--- start ---
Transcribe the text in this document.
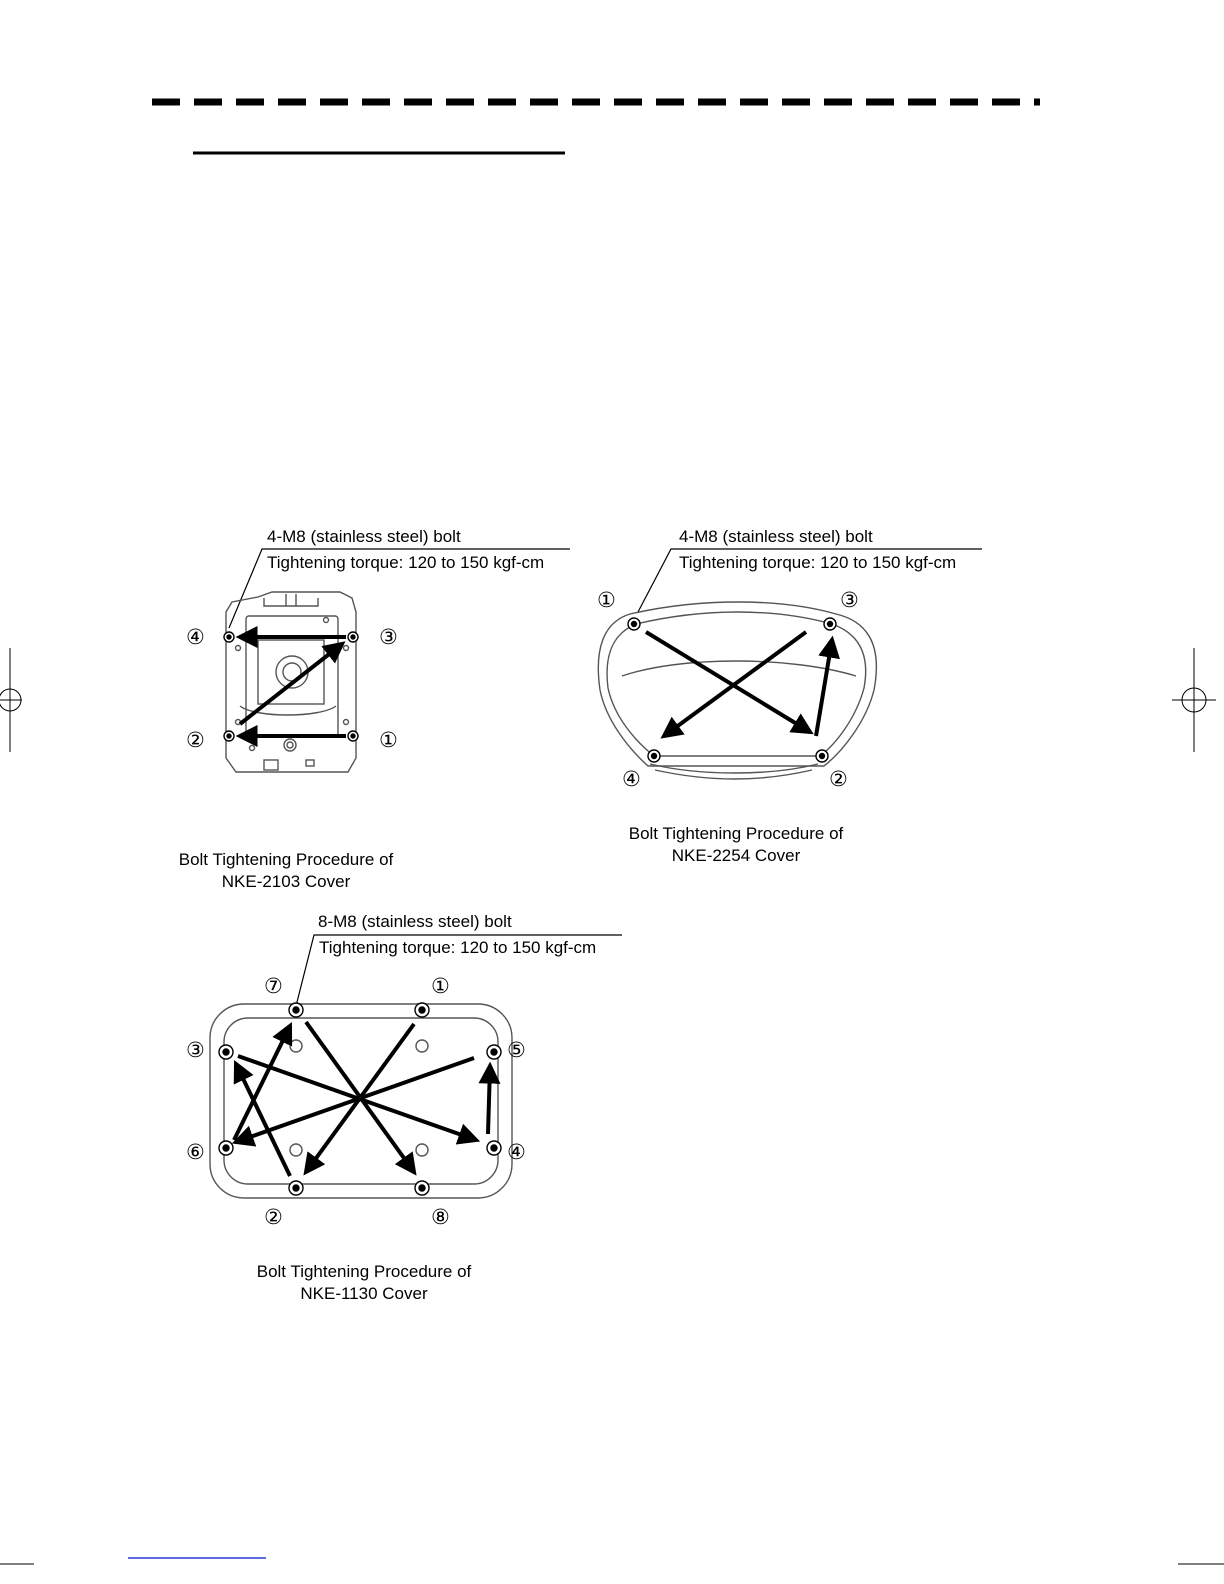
4-M8 (stainless steel) bolt
Tightening torque: 120 to 150 kgf-cm
④	③
②	①
Bolt Tightening Procedure of
NKE-2103 Cover
4-M8 (stainless steel) bolt
Tightening torque: 120 to 150 kgf-cm
①	③
④	②
Bolt Tightening Procedure of
NKE-2254 Cover
8-M8 (stainless steel) bolt
Tightening torque: 120 to 150 kgf-cm
⑦	①
③	⑤
⑥	④
②	⑧
Bolt Tightening Procedure of
NKE-1130 Cover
--- end ---
Work to be completed
All of the data above should be quoted exactly, except for the pictures.

Right answer
Transcribe the text in this document.
4-M8 (stainless steel) bolt
Tightening torque: 120 to 150 kgf-cm
④	③
②	①
Bolt Tightening Procedure of
NKE-2103 Cover
4-M8 (stainless steel) bolt
Tightening torque: 120 to 150 kgf-cm
①	③
④	②
Bolt Tightening Procedure of
NKE-2254 Cover
8-M8 (stainless steel) bolt
Tightening torque: 120 to 150 kgf-cm
⑦	①
③	⑤
⑥	④
②	⑧
Bolt Tightening Procedure of
NKE-1130 Cover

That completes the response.